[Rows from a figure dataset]
━━━━━━━━━━━━━━━━

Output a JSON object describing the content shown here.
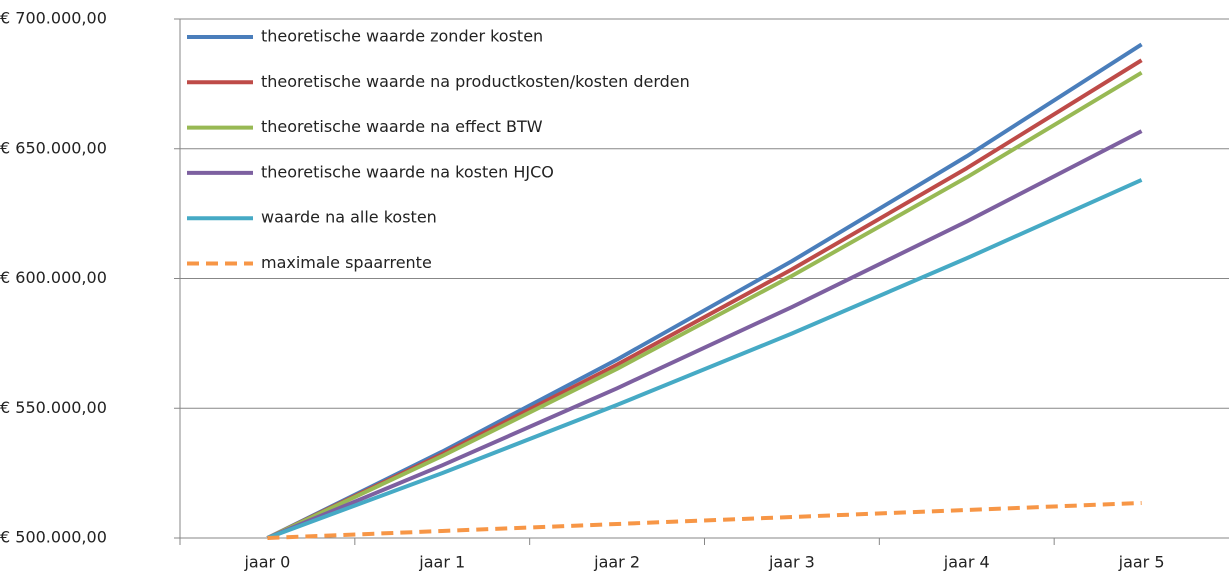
{
  "chart_data": {
    "type": "line",
    "categories": [
      "jaar 0",
      "jaar 1",
      "jaar 2",
      "jaar 3",
      "jaar 4",
      "jaar 5"
    ],
    "series": [
      {
        "name": "theoretische waarde zonder kosten",
        "color": "#4a7ebb",
        "dash": false,
        "values": [
          500000,
          533300,
          568800,
          606700,
          647100,
          690200
        ]
      },
      {
        "name": "theoretische waarde na productkosten/kosten derden",
        "color": "#be4b48",
        "dash": false,
        "values": [
          500000,
          532350,
          566800,
          603500,
          642500,
          684100
        ]
      },
      {
        "name": "theoretische waarde na effect BTW",
        "color": "#98b954",
        "dash": false,
        "values": [
          500000,
          531600,
          565200,
          601000,
          639000,
          679300
        ]
      },
      {
        "name": "theoretische waarde na kosten HJCO",
        "color": "#7d60a0",
        "dash": false,
        "values": [
          500000,
          528000,
          557700,
          589000,
          622000,
          656800
        ]
      },
      {
        "name": "waarde na alle kosten",
        "color": "#46aac5",
        "dash": false,
        "values": [
          500000,
          525000,
          551300,
          578800,
          607800,
          638000
        ]
      },
      {
        "name": "maximale spaarrente",
        "color": "#f79646",
        "dash": true,
        "values": [
          500000,
          502700,
          505400,
          508100,
          510800,
          513500
        ]
      }
    ],
    "ylim": [
      500000,
      700000
    ],
    "yticks": [
      {
        "value": 500000,
        "label": "€ 500.000,00"
      },
      {
        "value": 550000,
        "label": "€ 550.000,00"
      },
      {
        "value": 600000,
        "label": "€ 600.000,00"
      },
      {
        "value": 650000,
        "label": "€ 650.000,00"
      },
      {
        "value": 700000,
        "label": "€ 700.000,00"
      }
    ],
    "grid": true,
    "legend": "top-left"
  }
}
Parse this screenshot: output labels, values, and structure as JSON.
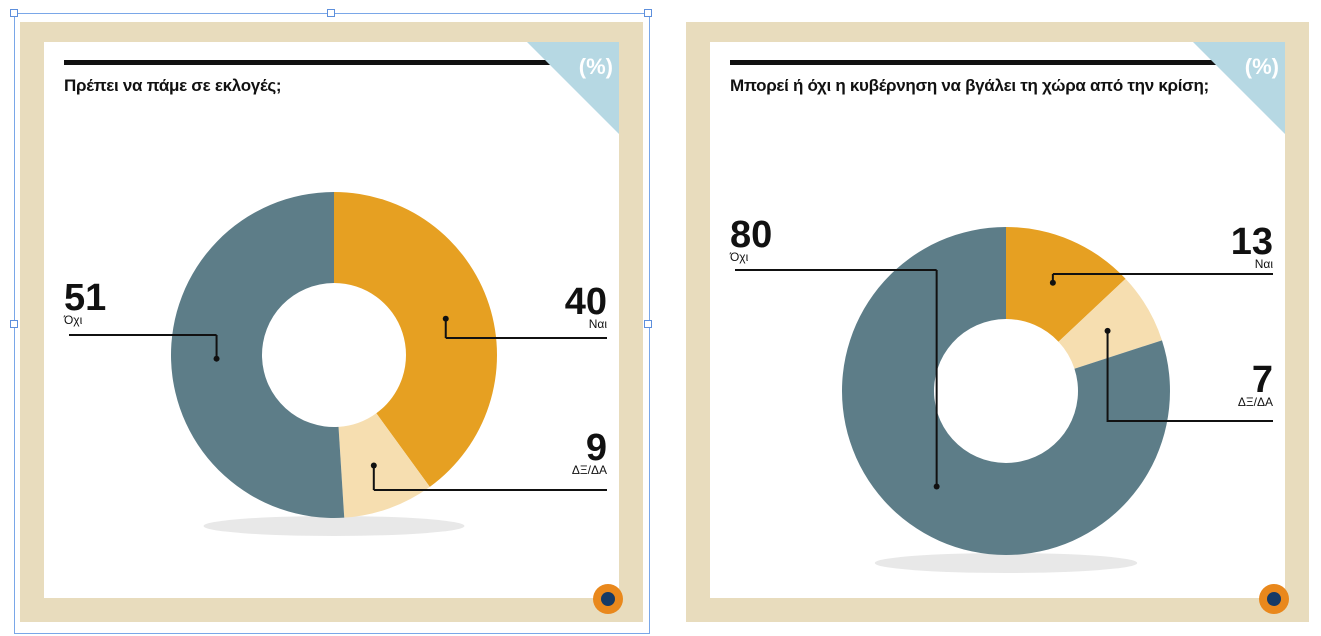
{
  "percent_badge": "(%)",
  "chart_data": [
    {
      "type": "pie",
      "title": "Πρέπει να πάμε σε εκλογές;",
      "slices": [
        {
          "label": "Ναι",
          "value": 40,
          "color": "#e6a022"
        },
        {
          "label": "ΔΞ/ΔΑ",
          "value": 9,
          "color": "#f6deb0"
        },
        {
          "label": "Όχι",
          "value": 51,
          "color": "#5d7d88"
        }
      ]
    },
    {
      "type": "pie",
      "title": "Μπορεί ή όχι η κυβέρνηση να βγάλει τη χώρα από την κρίση;",
      "slices": [
        {
          "label": "Ναι",
          "value": 13,
          "color": "#e6a022"
        },
        {
          "label": "ΔΞ/ΔΑ",
          "value": 7,
          "color": "#f6deb0"
        },
        {
          "label": "Όχι",
          "value": 80,
          "color": "#5d7d88"
        }
      ]
    }
  ],
  "colors": {
    "frame": "#e8dcbd",
    "accent_blue": "#b6d8e3",
    "logo_orange": "#e9881c",
    "logo_navy": "#153a66"
  }
}
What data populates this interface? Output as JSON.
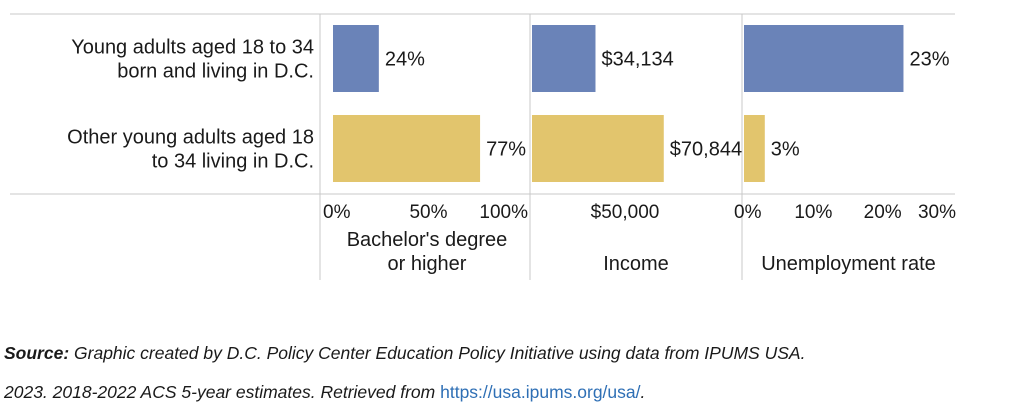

━━━━━━━━━━━━━━━━

#### Task prompt:
Locate each line with the word "waarde" and copy it.

#### Completed exercise:
        "name": "theoretische waarde zonder kosten",
        "name": "theoretische waarde na productkosten/kosten derden",
        "name": "theoretische waarde na effect BTW",
        "name": "theoretische waarde na kosten HJCO",
        "name": "waarde na alle kosten",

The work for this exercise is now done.